Records to process »
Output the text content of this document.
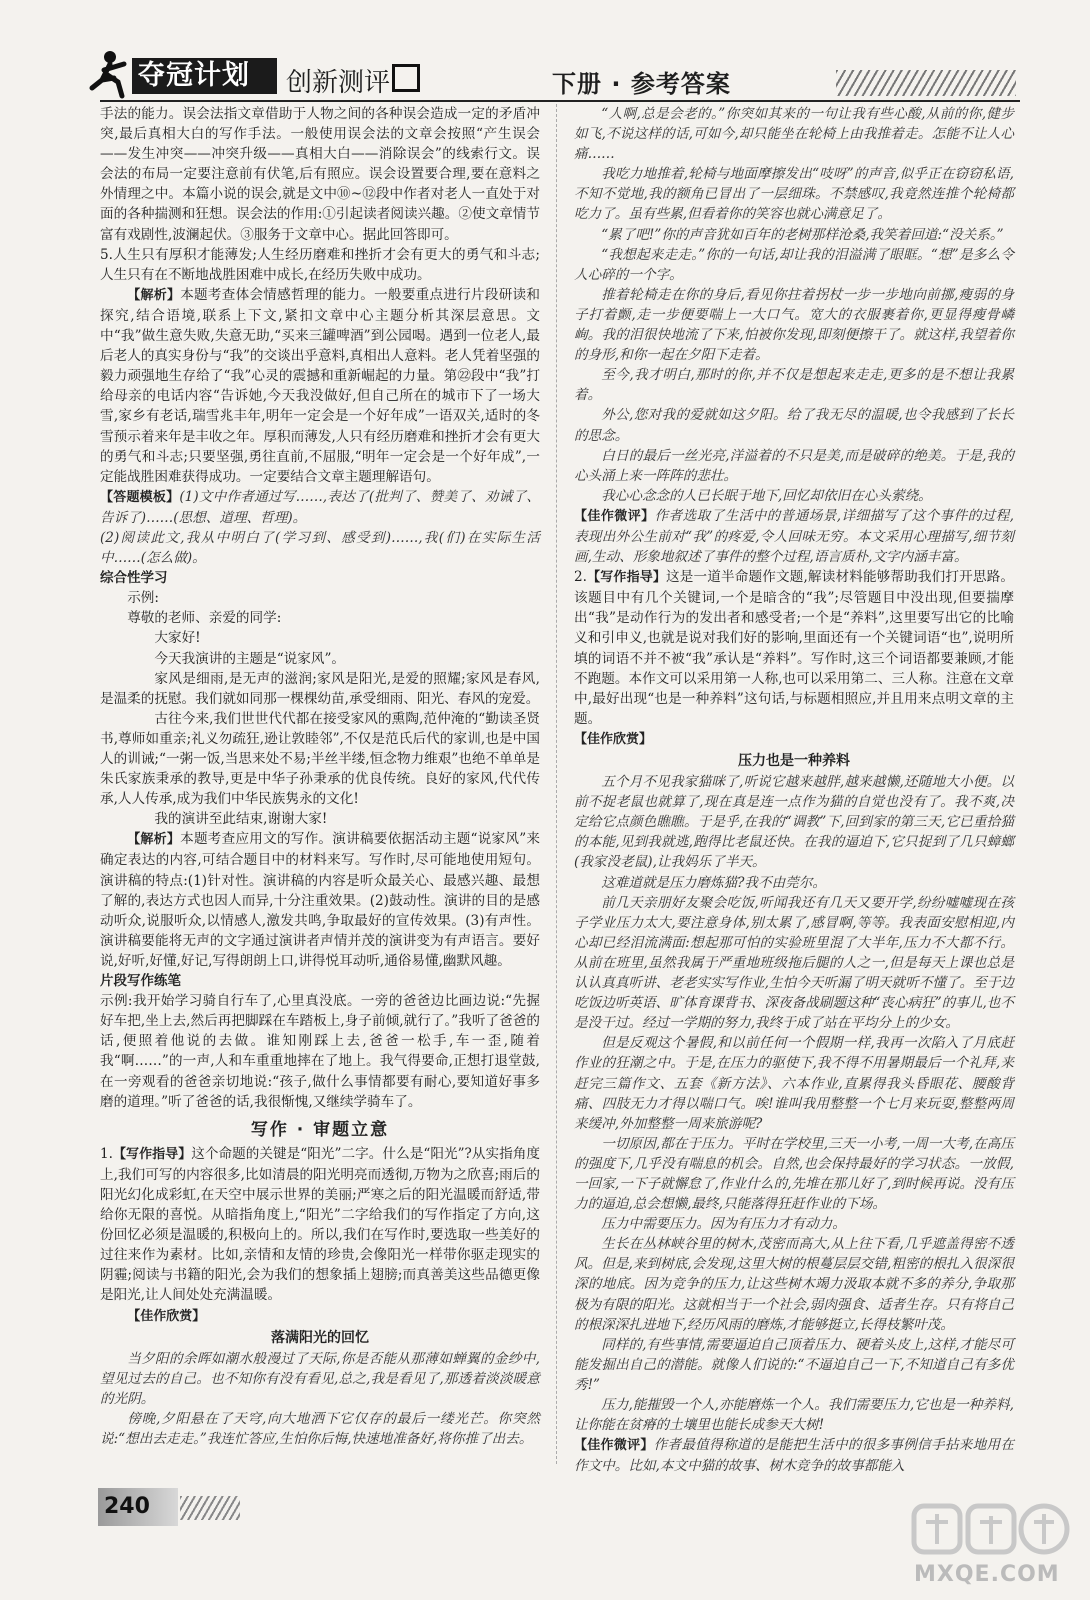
夺冠计划	创新测评	下册 · 参考答案

手法的能力。误会法指文章借助于人物之间的各种误会造成一定的矛盾冲突,最后真相大白的写作手法。一般使用误会法的文章会按照“产生误会——发生冲突——冲突升级——真相大白——消除误会”的线索行文。误会法的布局一定要注意前有伏笔,后有照应。误会设置要合理,要在意料之外情理之中。本篇小说的误会,就是文中⑩~⑫段中作者对老人一直处于对面的各种揣测和狂想。误会法的作用:①引起读者阅读兴趣。②使文章情节富有戏剧性,波澜起伏。③服务于文章中心。据此回答即可。

5.人生只有厚积才能薄发;人生经历磨难和挫折才会有更大的勇气和斗志;人生只有在不断地战胜困难中成长,在经历失败中成功。

【解析】本题考查体会情感哲理的能力。一般要重点进行片段研读和探究,结合语境,联系上下文,紧扣文章中心主题分析其深层意思。文中“我”做生意失败,失意无助,“买来三罐啤酒”到公园喝。遇到一位老人,最后老人的真实身份与“我”的交谈出乎意料,真相出人意料。老人凭着坚强的毅力顽强地生存给了“我”心灵的震撼和重新崛起的力量。第㉒段中“我”打给母亲的电话内容“告诉她,今天我没做好,但自己所在的城市下了一场大雪,家乡有老话,瑞雪兆丰年,明年一定会是一个好年成”一语双关,适时的冬雪预示着来年是丰收之年。厚积而薄发,人只有经历磨难和挫折才会有更大的勇气和斗志;只要坚强,勇往直前,不屈服,“明年一定会是一个好年成”,一定能战胜困难获得成功。一定要结合文章主题理解语句。

【答题模板】(1)文中作者通过写……,表达了(批判了、赞美了、劝诫了、告诉了)……(思想、道理、哲理)。

(2)阅读此文,我从中明白了(学习到、感受到)……,我(们)在实际生活中……(怎么做)。

综合性学习

示例:

尊敬的老师、亲爱的同学:

大家好!

今天我演讲的主题是“说家风”。

家风是细雨,是无声的滋润;家风是阳光,是爱的照耀;家风是春风,是温柔的抚慰。我们就如同那一棵棵幼苗,承受细雨、阳光、春风的宠爱。

古往今来,我们世世代代都在接受家风的熏陶,范仲淹的“勤读圣贤书,尊师如重亲;礼义勿疏狂,逊让敦睦邻”,不仅是范氏后代的家训,也是中国人的训诫;“一粥一饭,当思来处不易;半丝半缕,恒念物力维艰”也绝不单单是朱氏家族秉承的教导,更是中华子孙秉承的优良传统。良好的家风,代代传承,人人传承,成为我们中华民族隽永的文化!

我的演讲至此结束,谢谢大家!

【解析】本题考查应用文的写作。演讲稿要依据活动主题“说家风”来确定表达的内容,可结合题目中的材料来写。写作时,尽可能地使用短句。演讲稿的特点:(1)针对性。演讲稿的内容是听众最关心、最感兴趣、最想了解的,表达方式也因人而异,十分注重效果。(2)鼓动性。演讲的目的是感动听众,说服听众,以情感人,激发共鸣,争取最好的宣传效果。(3)有声性。演讲稿要能将无声的文字通过演讲者声情并茂的演讲变为有声语言。要好说,好听,好懂,好记,写得朗朗上口,讲得悦耳动听,通俗易懂,幽默风趣。

片段写作练笔

示例:我开始学习骑自行车了,心里真没底。一旁的爸爸边比画边说:“先握好车把,坐上去,然后再把脚踩在车踏板上,身子前倾,就行了。”我听了爸爸的话,便照着他说的去做。谁知刚踩上去,爸爸一松手,车一歪,随着我“啊……”的一声,人和车重重地摔在了地上。我气得要命,正想打退堂鼓,在一旁观看的爸爸亲切地说:“孩子,做什么事情都要有耐心,要知道好事多磨的道理。”听了爸爸的话,我很惭愧,又继续学骑车了。

写作 · 审题立意

1.【写作指导】这个命题的关键是“阳光”二字。什么是“阳光”?从实指角度上,我们可写的内容很多,比如清晨的阳光明亮而透彻,万物为之欣喜;雨后的阳光幻化成彩虹,在天空中展示世界的美丽;严寒之后的阳光温暖而舒适,带给你无限的喜悦。从暗指角度上,“阳光”二字给我们的写作指定了方向,这份回忆必须是温暖的,积极向上的。所以,我们在写作时,要选取一些美好的过往来作为素材。比如,亲情和友情的珍贵,会像阳光一样带你驱走现实的阴霾;阅读与书籍的阳光,会为我们的想象插上翅膀;而真善美这些品德更像是阳光,让人间处处充满温暖。

【佳作欣赏】

落满阳光的回忆

当夕阳的余晖如潮水般漫过了天际,你是否能从那薄如蝉翼的金纱中,望见过去的自己。也不知你有没有看见,总之,我是看见了,那透着淡淡暖意的光阴。

傍晚,夕阳悬在了天穹,向大地洒下它仅存的最后一缕光芒。你突然说:“想出去走走。”我连忙答应,生怕你后悔,快速地准备好,将你推了出去。

“人啊,总是会老的。”你突如其来的一句让我有些心酸,从前的你,健步如飞,不说这样的话,可如今,却只能坐在轮椅上由我推着走。怎能不让人心痛……

我吃力地推着,轮椅与地面摩擦发出“吱呀”的声音,似乎正在窃窃私语,不知不觉地,我的额角已冒出了一层细珠。不禁感叹,我竟然连推个轮椅都吃力了。虽有些累,但看着你的笑容也就心满意足了。

“累了吧!”你的声音犹如百年的老树那样沧桑,我笑着回道:“没关系。”

“我想起来走走。”你的一句话,却让我的泪溢满了眼眶。“想”是多么令人心碎的一个字。

推着轮椅走在你的身后,看见你拄着拐杖一步一步地向前挪,瘦弱的身子打着颤,走一步便要喘上一大口气。宽大的衣服裹着你,更显得瘦骨嶙峋。我的泪很快地流了下来,怕被你发现,即刻便擦干了。就这样,我望着你的身形,和你一起在夕阳下走着。

至今,我才明白,那时的你,并不仅是想起来走走,更多的是不想让我累着。

外公,您对我的爱就如这夕阳。给了我无尽的温暖,也令我感到了长长的思念。

白日的最后一丝光亮,洋溢着的不只是美,而是破碎的绝美。于是,我的心头涌上来一阵阵的悲壮。

我心心念念的人已长眠于地下,回忆却依旧在心头萦绕。

【佳作微评】作者选取了生活中的普通场景,详细描写了这个事件的过程,表现出外公生前对“我”的疼爱,令人回味无穷。本文采用心理描写,细节刻画,生动、形象地叙述了事件的整个过程,语言质朴,文字内涵丰富。

2.【写作指导】这是一道半命题作文题,解读材料能够帮助我们打开思路。该题目中有几个关键词,一个是暗含的“我”;尽管题目中没出现,但要揣摩出“我”是动作行为的发出者和感受者;一个是“养料”,这里要写出它的比喻义和引申义,也就是说对我们好的影响,里面还有一个关键词语“也”,说明所填的词语不并不被“我”承认是“养料”。写作时,这三个词语都要兼顾,才能不跑题。本作文可以采用第一人称,也可以采用第二、三人称。注意在文章中,最好出现“也是一种养料”这句话,与标题相照应,并且用来点明文章的主题。

【佳作欣赏】

压力也是一种养料

五个月不见我家猫咪了,听说它越来越胖,越来越懒,还随地大小便。以前不捉老鼠也就算了,现在真是连一点作为猫的自觉也没有了。我不爽,决定给它点颜色瞧瞧。于是乎,在我的“调教”下,回到家的第三天,它已重拾猫的本能,见到我就逃,跑得比老鼠还快。在我的逼迫下,它只捉到了几只蟑螂(我家没老鼠),让我妈乐了半天。

这难道就是压力磨炼猫?我不由莞尔。

前几天亲朋好友聚会吃饭,听闻我还有几天又要开学,纷纷嘘嘘现在孩子学业压力太大,要注意身体,别太累了,感冒啊,等等。我表面安慰相迎,内心却已经泪流满面:想起那可怕的实验班里混了大半年,压力不大都不行。从前在班里,虽然我属于严重地班级拖后腿的人之一,但是每天上课也总是认认真真听讲、老老实实写作业,生怕今天听漏了明天就听不懂了。至于边吃饭边听英语、旷体育课背书、深夜备战刷题这种“丧心病狂”的事儿,也不是没干过。经过一学期的努力,我终于成了站在平均分上的少女。

但是反观这个暑假,和以前任何一个假期一样,我再一次陷入了月底赶作业的狂潮之中。于是,在压力的驱使下,我不得不用暑期最后一个礼拜,来赶完三篇作文、五套《新方法》、六本作业,直累得我头昏眼花、腰酸背痛、四肢无力才得以喘口气。唉!谁叫我用整整一个七月来玩耍,整整两周来缓冲,外加整整一周来旅游呢?

一切原因,都在于压力。平时在学校里,三天一小考,一周一大考,在高压的强度下,几乎没有喘息的机会。自然,也会保持最好的学习状态。一放假,一回家,一下子就懈怠了,作业什么的,先堆在那儿好了,到时候再说。没有压力的逼迫,总会想懒,最终,只能落得狂赶作业的下场。

压力中需要压力。因为有压力才有动力。

生长在丛林峡谷里的树木,茂密而高大,从上往下看,几乎遮盖得密不透风。但是,来到树底,会发现,这里大树的根蔓层层交错,粗密的根扎入很深很深的地底。因为竞争的压力,让这些树木竭力汲取本就不多的养分,争取那极为有限的阳光。这就相当于一个社会,弱肉强食、适者生存。只有将自己的根深深扎进地下,经历风雨的磨炼,才能够挺立,长得枝繁叶茂。

同样的,有些事情,需要逼迫自己顶着压力、硬着头皮上,这样,才能尽可能发掘出自己的潜能。就像人们说的:“不逼迫自己一下,不知道自己有多优秀!”

压力,能摧毁一个人,亦能磨炼一个人。我们需要压力,它也是一种养料,让你能在贫瘠的土壤里也能长成参天大树!

【佳作微评】作者最值得称道的是能把生活中的很多事例信手拈来地用在作文中。比如,本文中猫的故事、树木竞争的故事都能入

240
MXQE.COM
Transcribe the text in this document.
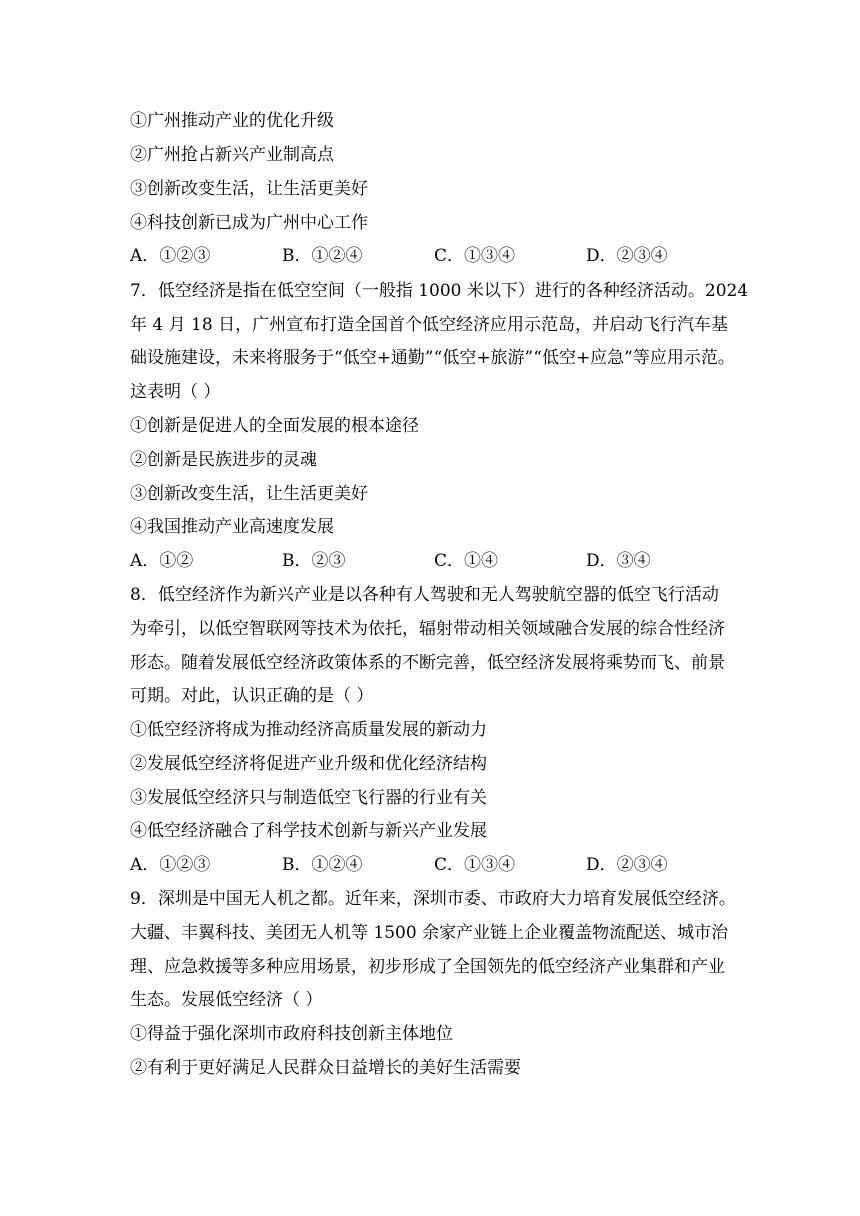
①广州推动产业的优化升级
②广州抢占新兴产业制高点
③创新改变生活，让生活更美好
④科技创新已成为广州中心工作
A．①②③	B．①②④	C．①③④	D．②③④
7．低空经济是指在低空空间（一般指 1000 米以下）进行的各种经济活动。2024
年 4 月 18 日，广州宣布打造全国首个低空经济应用示范岛，并启动飞行汽车基
础设施建设，未来将服务于“低空+通勤”“低空+旅游”“低空+应急”等应用示范。
这表明（ ）
①创新是促进人的全面发展的根本途径
②创新是民族进步的灵魂
③创新改变生活，让生活更美好
④我国推动产业高速度发展
A．①②	B．②③	C．①④	D．③④
8．低空经济作为新兴产业是以各种有人驾驶和无人驾驶航空器的低空飞行活动
为牵引，以低空智联网等技术为依托，辐射带动相关领域融合发展的综合性经济
形态。随着发展低空经济政策体系的不断完善，低空经济发展将乘势而飞、前景
可期。对此，认识正确的是（ ）
①低空经济将成为推动经济高质量发展的新动力
②发展低空经济将促进产业升级和优化经济结构
③发展低空经济只与制造低空飞行器的行业有关
④低空经济融合了科学技术创新与新兴产业发展
A．①②③	B．①②④	C．①③④	D．②③④
9．深圳是中国无人机之都。近年来，深圳市委、市政府大力培育发展低空经济。
大疆、丰翼科技、美团无人机等 1500 余家产业链上企业覆盖物流配送、城市治
理、应急救援等多种应用场景，初步形成了全国领先的低空经济产业集群和产业
生态。发展低空经济（ ）
①得益于强化深圳市政府科技创新主体地位
②有利于更好满足人民群众日益增长的美好生活需要
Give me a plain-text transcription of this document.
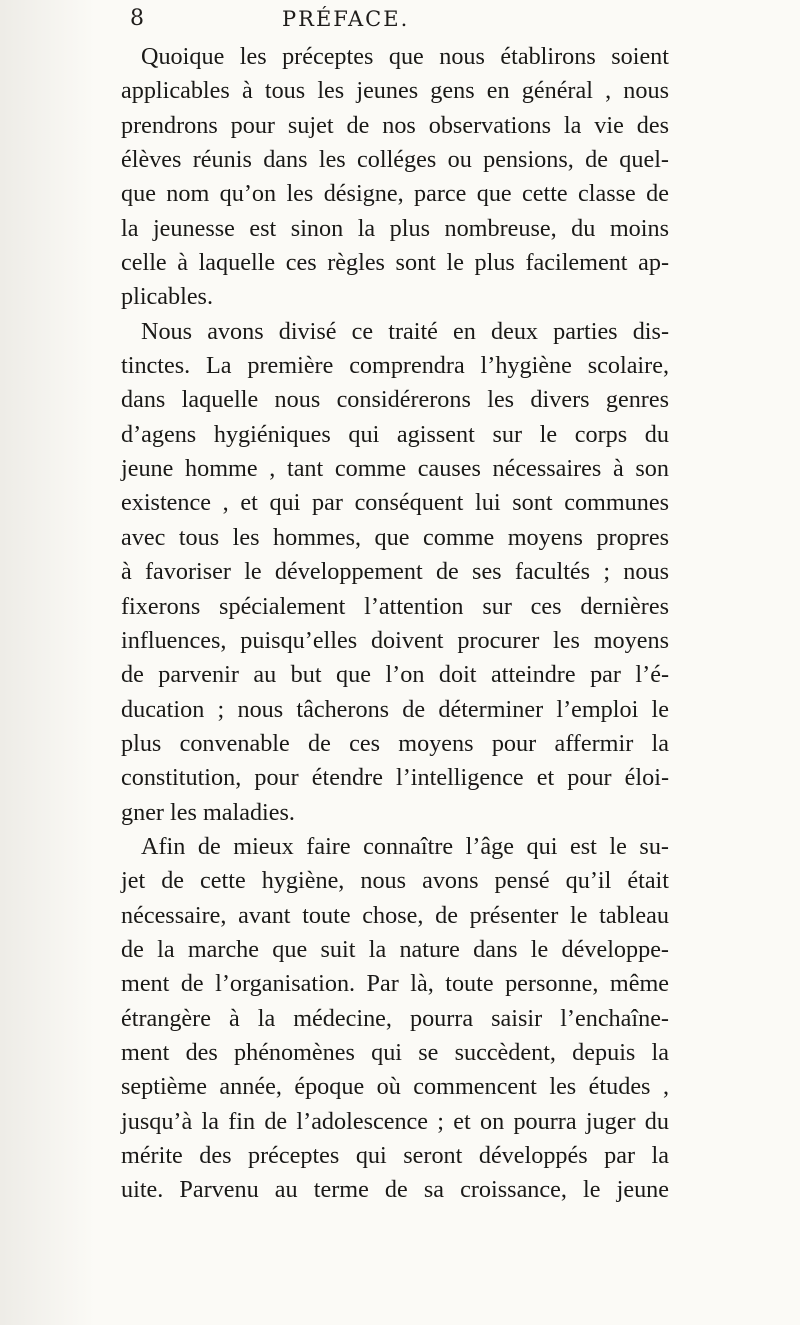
8	PRÉFACE.
Quoique les préceptes que nous établirons soient
applicables à tous les jeunes gens en général , nous
prendrons pour sujet de nos observations la vie des
élèves réunis dans les colléges ou pensions, de quel-
que nom qu’on les désigne, parce que cette classe de
la jeunesse est sinon la plus nombreuse, du moins
celle à laquelle ces règles sont le plus facilement ap-
plicables.
Nous avons divisé ce traité en deux parties dis-
tinctes. La première comprendra l’hygiène scolaire,
dans laquelle nous considérerons les divers genres
d’agens hygiéniques qui agissent sur le corps du
jeune homme , tant comme causes nécessaires à son
existence , et qui par conséquent lui sont communes
avec tous les hommes, que comme moyens propres
à favoriser le développement de ses facultés ; nous
fixerons spécialement l’attention sur ces dernières
influences, puisqu’elles doivent procurer les moyens
de parvenir au but que l’on doit atteindre par l’é-
ducation ; nous tâcherons de déterminer l’emploi le
plus convenable de ces moyens pour affermir la
constitution, pour étendre l’intelligence et pour éloi-
gner les maladies.
Afin de mieux faire connaître l’âge qui est le su-
jet de cette hygiène, nous avons pensé qu’il était
nécessaire, avant toute chose, de présenter le tableau
de la marche que suit la nature dans le développe-
ment de l’organisation. Par là, toute personne, même
étrangère à la médecine, pourra saisir l’enchaîne-
ment des phénomènes qui se succèdent, depuis la
septième année, époque où commencent les études ,
jusqu’à la fin de l’adolescence ; et on pourra juger du
mérite des préceptes qui seront développés par la
uite. Parvenu au terme de sa croissance, le jeune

Exercise goal »
Search the lines for the string "préceptes" and copy every line that has it.

Solution below »
Quoique les préceptes que nous établirons soient
mérite des préceptes qui seront développés par la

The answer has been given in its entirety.